## SELECTED EXCERPT
* begin *
AWS or GCP CVO rebooted due to multiple disks missing

Last updated
Save as PDF
Share
1. Share
2. Tweet
3. Share

Views:: 335

Visibility:: Public

Votes:: 0

Category:: cloud-volumes-ontap-cvo

Specialty:: ds_cvo

Last Updated:

Applies to

Cloud Volumes ONTAP (CVO)
Amazon Web Services (AWS)
Google Cloud Provider (GCP)

Issue

An AWS / GCP CVO node rebooted with an AutoSupport from the surviving HA partner HA Group Notification (MULTIPLE DISKS MISSING) ERROR.
From the surviving node's EMS logs, it can be seen that it has lost access to its mirrored Pool1 disks, which are attached to the failed node:

Mon Jun 03 16:23:02 +0000 [CVO-01: monitor: monitor.globalStatus.critical:EMERGENCY]: This node has taken over CVO-02. One or more mirrored aggregates are degraded.

Mon Jun 03 16:22:35 +0000 [CVO-01: dmgr_thread: raid.disk.missing:info]: Disk /aggr1/plex1/rg0/0d.10 S/N [00000000V9NeubcHXfRG] UID [00000000V9NeubcHXfRG] is missing from the system Mon Jun 03 16:22:35 +0000 [CVO-01: config_thread: raid.config.filesystem.disk.missing:info]: File system Disk /aggr1/plex1/rg0/0d.10 S/N [00000000V9NeubcHXfRG] UID [00000000V9NeubcHXfRG] is missing.
* end *
## WRITTEN TASKS
1. Answer these questions about the CVO reboot article, one line each:
(a) Which three items appear under "Applies to"?
(b) What error does the AutoSupport from the surviving HA partner report?
(c) According to the EMS log entry at 16:23:02, which node has taken over CVO-02?
2. Reproduce the stretch of the CVO reboot article that begins at the words "Mon Jun 03 16:23:02" and ends after the words "[00000000V9NeubcHXfRG] is missing.".

## DATASET SECTION
* begin *
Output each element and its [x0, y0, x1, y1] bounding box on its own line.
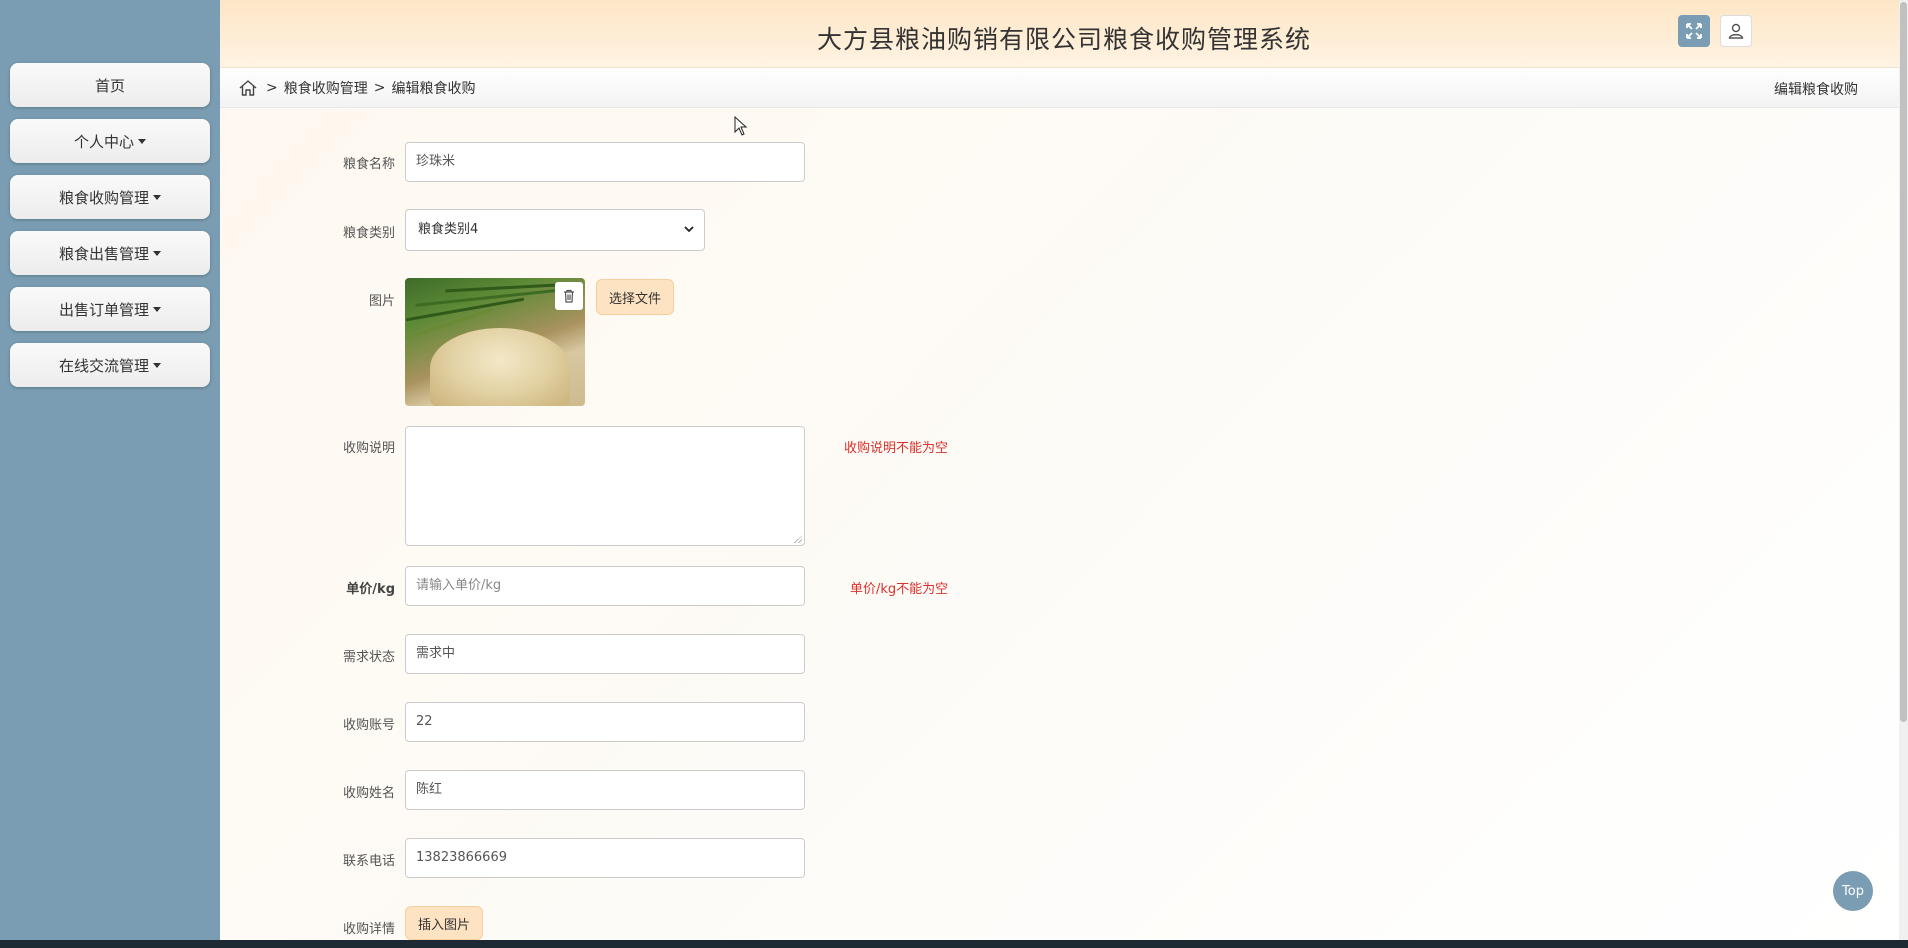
* end *
## SOLUTION SET
1.
(a) Cloud Volumes ONTAP (CVO), Amazon Web Services (AWS), and Google Cloud Provider (GCP)
(b) HA Group Notification (MULTIPLE DISKS MISSING) ERROR
(c) CVO-01

2.
Mon Jun 03 16:23:02 +0000 [CVO-01: monitor: monitor.globalStatus.critical:EMERGENCY]: This node has taken over CVO-02. One or more mirrored aggregates are degraded.

Mon Jun 03 16:22:35 +0000 [CVO-01: dmgr_thread: raid.disk.missing:info]: Disk /aggr1/plex1/rg0/0d.10 S/N [00000000V9NeubcHXfRG] UID [00000000V9NeubcHXfRG] is missing from the system Mon Jun 03 16:22:35 +0000 [CVO-01: config_thread: raid.config.filesystem.disk.missing:info]: File system Disk /aggr1/plex1/rg0/0d.10 S/N [00000000V9NeubcHXfRG] UID [00000000V9NeubcHXfRG] is missing.